— Begin —
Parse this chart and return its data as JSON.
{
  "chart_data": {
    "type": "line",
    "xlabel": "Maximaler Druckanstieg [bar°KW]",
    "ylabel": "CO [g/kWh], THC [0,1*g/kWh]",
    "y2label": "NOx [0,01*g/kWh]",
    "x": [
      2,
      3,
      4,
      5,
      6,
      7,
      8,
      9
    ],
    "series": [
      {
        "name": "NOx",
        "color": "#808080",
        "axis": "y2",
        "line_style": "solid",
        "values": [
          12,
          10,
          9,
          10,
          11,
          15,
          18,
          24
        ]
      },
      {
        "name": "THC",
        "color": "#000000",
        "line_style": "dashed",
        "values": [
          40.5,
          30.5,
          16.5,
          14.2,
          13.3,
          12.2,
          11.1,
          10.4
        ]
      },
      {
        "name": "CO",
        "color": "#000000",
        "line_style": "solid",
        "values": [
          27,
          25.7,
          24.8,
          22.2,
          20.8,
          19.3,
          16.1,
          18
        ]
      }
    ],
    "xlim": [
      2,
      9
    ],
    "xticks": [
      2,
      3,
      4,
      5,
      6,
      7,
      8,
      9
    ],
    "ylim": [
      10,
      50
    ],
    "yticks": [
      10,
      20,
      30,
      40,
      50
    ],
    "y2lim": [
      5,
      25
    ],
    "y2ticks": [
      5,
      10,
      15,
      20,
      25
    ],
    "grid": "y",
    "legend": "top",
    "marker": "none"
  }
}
— End —
Do this :: The lines above should be duplicated exactly.

Answer below ::
Parse this chart and return its data as JSON.
{
  "chart_data": {
    "type": "line",
    "xlabel": "Maximaler Druckanstieg [bar°KW]",
    "ylabel": "CO [g/kWh], THC [0,1*g/kWh]",
    "y2label": "NOx [0,01*g/kWh]",
    "x": [
      2,
      3,
      4,
      5,
      6,
      7,
      8,
      9
    ],
    "series": [
      {
        "name": "NOx",
        "color": "#808080",
        "axis": "y2",
        "line_style": "solid",
        "values": [
          12,
          10,
          9,
          10,
          11,
          15,
          18,
          24
        ]
      },
      {
        "name": "THC",
        "color": "#000000",
        "line_style": "dashed",
        "values": [
          40.5,
          30.5,
          16.5,
          14.2,
          13.3,
          12.2,
          11.1,
          10.4
        ]
      },
      {
        "name": "CO",
        "color": "#000000",
        "line_style": "solid",
        "values": [
          27,
          25.7,
          24.8,
          22.2,
          20.8,
          19.3,
          16.1,
          18
        ]
      }
    ],
    "xlim": [
      2,
      9
    ],
    "xticks": [
      2,
      3,
      4,
      5,
      6,
      7,
      8,
      9
    ],
    "ylim": [
      10,
      50
    ],
    "yticks": [
      10,
      20,
      30,
      40,
      50
    ],
    "y2lim": [
      5,
      25
    ],
    "y2ticks": [
      5,
      10,
      15,
      20,
      25
    ],
    "grid": "y",
    "legend": "top",
    "marker": "none"
  }
}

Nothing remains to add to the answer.